[Required task]: Each line containing the word "coordinate" must be collected.

(Stored items)

────────────────────────────────────────

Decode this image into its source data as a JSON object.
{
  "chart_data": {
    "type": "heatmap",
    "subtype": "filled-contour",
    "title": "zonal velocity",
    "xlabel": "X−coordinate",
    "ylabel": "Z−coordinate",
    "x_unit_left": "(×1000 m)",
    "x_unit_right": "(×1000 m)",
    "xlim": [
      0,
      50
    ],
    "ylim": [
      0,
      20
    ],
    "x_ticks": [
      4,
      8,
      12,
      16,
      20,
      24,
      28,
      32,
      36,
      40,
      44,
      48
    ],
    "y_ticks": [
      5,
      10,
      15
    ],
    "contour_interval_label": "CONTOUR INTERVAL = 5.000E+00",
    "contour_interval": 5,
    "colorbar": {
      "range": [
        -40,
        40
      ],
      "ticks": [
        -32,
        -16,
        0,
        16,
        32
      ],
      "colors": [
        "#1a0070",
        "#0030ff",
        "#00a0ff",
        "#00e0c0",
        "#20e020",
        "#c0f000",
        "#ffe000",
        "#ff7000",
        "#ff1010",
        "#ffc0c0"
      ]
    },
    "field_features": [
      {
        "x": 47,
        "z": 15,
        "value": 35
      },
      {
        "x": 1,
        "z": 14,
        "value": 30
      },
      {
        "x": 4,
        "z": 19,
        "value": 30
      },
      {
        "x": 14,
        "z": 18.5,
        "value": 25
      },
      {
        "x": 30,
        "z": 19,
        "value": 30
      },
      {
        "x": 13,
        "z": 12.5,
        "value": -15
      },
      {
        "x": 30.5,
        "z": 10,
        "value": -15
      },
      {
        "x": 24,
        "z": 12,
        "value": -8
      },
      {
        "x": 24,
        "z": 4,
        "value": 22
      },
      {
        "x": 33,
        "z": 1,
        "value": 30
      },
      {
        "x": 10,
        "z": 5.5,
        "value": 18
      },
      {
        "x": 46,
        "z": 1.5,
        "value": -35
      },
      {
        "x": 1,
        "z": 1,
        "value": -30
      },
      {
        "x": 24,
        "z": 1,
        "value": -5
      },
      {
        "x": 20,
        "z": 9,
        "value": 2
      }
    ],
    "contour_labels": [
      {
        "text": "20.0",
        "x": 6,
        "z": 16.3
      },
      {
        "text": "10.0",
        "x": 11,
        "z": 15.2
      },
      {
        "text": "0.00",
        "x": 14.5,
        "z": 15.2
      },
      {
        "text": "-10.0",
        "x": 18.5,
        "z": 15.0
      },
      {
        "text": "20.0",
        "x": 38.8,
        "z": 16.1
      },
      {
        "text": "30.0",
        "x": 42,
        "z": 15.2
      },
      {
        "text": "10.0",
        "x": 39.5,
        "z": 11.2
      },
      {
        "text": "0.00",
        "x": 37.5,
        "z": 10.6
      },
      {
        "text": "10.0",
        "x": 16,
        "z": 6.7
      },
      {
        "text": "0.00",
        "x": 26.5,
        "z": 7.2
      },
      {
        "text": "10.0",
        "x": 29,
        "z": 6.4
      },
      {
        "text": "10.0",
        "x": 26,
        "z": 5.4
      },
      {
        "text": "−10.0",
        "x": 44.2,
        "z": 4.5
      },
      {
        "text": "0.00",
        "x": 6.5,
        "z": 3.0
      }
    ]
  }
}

────────────────────────────────────────

[Result for this task]:
    "xlabel": "X−coordinate",
    "ylabel": "Z−coordinate",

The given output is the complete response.